>> Start READING TEXT

Even if it looks like they have "postponed" prosecution for now.

[https://theintercept.com/2020/02/06/glenn-greenwald-
intercep...](https://theintercept.com/2020/02/06/glenn-greenwald-intercept-
brazil-charges/)

------
app4soft
> _Twitter locks WikiLeaks account days before_

Was there any story with WikiLeaks account on Mastodon?

------
persepoliisi
Big thanks twitter! You really never suprise me any positive actions. So sad
that we have big tech companies like that existing today.

I'm ditching twitter long time ago.. too much sensor and negativity from that
company.

>> End READING TEXT
>> Start EXTRACTED DATA

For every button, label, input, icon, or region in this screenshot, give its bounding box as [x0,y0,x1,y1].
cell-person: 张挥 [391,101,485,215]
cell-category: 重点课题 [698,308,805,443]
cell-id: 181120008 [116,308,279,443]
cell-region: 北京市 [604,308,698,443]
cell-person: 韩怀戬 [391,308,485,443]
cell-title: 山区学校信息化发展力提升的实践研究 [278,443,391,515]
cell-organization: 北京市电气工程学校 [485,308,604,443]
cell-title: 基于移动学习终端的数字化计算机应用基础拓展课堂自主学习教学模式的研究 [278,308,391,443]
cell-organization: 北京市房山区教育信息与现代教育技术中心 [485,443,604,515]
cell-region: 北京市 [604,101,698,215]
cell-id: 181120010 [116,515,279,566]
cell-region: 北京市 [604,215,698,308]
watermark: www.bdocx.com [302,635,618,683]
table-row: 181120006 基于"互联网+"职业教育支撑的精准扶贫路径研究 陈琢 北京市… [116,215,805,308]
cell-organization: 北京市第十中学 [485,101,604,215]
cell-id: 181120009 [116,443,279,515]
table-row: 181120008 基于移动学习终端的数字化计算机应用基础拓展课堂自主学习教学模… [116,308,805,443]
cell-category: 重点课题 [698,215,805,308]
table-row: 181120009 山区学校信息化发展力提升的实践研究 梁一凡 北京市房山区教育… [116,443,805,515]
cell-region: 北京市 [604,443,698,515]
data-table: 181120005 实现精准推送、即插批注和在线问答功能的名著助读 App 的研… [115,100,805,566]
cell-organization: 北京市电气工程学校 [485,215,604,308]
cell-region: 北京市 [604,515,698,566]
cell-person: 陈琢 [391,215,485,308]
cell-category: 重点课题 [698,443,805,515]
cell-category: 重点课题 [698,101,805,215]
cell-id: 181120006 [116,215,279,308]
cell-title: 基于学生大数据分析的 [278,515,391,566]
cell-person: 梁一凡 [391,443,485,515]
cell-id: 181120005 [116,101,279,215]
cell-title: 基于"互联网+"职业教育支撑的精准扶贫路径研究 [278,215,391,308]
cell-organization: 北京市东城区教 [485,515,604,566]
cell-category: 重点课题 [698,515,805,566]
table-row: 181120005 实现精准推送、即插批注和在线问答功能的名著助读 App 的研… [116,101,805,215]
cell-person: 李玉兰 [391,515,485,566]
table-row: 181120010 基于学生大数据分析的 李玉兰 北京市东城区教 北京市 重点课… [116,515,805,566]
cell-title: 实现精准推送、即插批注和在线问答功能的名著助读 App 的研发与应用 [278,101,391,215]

>> End EXTRACTED DATA

- **EXERCISES**:
1. Starting at the first line of the records and stopping after the line that has "cell-region: 北京市 [604,215,698,308]", rewrite those lines with "cell-person" changed to "cell-name" and everything else left as it is.
2. Extend the forum thread about Twitter locking the WikiLeaks account, picking up after its final comment.

- **RESPONSES TO THE EXERCISE**:
1.
For every button, label, input, icon, or region in this screenshot, give its bounding box as [x0,y0,x1,y1].
cell-name: 张挥 [391,101,485,215]
cell-category: 重点课题 [698,308,805,443]
cell-id: 181120008 [116,308,279,443]
cell-region: 北京市 [604,308,698,443]
cell-name: 韩怀戬 [391,308,485,443]
cell-title: 山区学校信息化发展力提升的实践研究 [278,443,391,515]
cell-organization: 北京市电气工程学校 [485,308,604,443]
cell-title: 基于移动学习终端的数字化计算机应用基础拓展课堂自主学习教学模式的研究 [278,308,391,443]
cell-organization: 北京市房山区教育信息与现代教育技术中心 [485,443,604,515]
cell-region: 北京市 [604,101,698,215]
cell-id: 181120010 [116,515,279,566]
cell-region: 北京市 [604,215,698,308]

2.
------
lkjhgfdsa0
It is no longer locked

------
DyslexicAtheist
it's pretty sad to see otherwise extremely bright people who are able to spot
censorship in China, Russia etc, and who normally would stand up for human
rights, to applaud or defend this Twitter shut down of Wikileaks. It is
exactly the goal of propaganda to give people the ability to spot its effects
when it comes from the enemy and make it invisible when done by their own
state.

"This is America" \-- sings Childish Gambino (... actually this is Everywhere,
thanks to global reach of US propaganda and the West alignment with US
language in policy)

------
clSTophEjUdRanu
Twitter closes Twitter account.

Twitter owes you nothing. Don't use them.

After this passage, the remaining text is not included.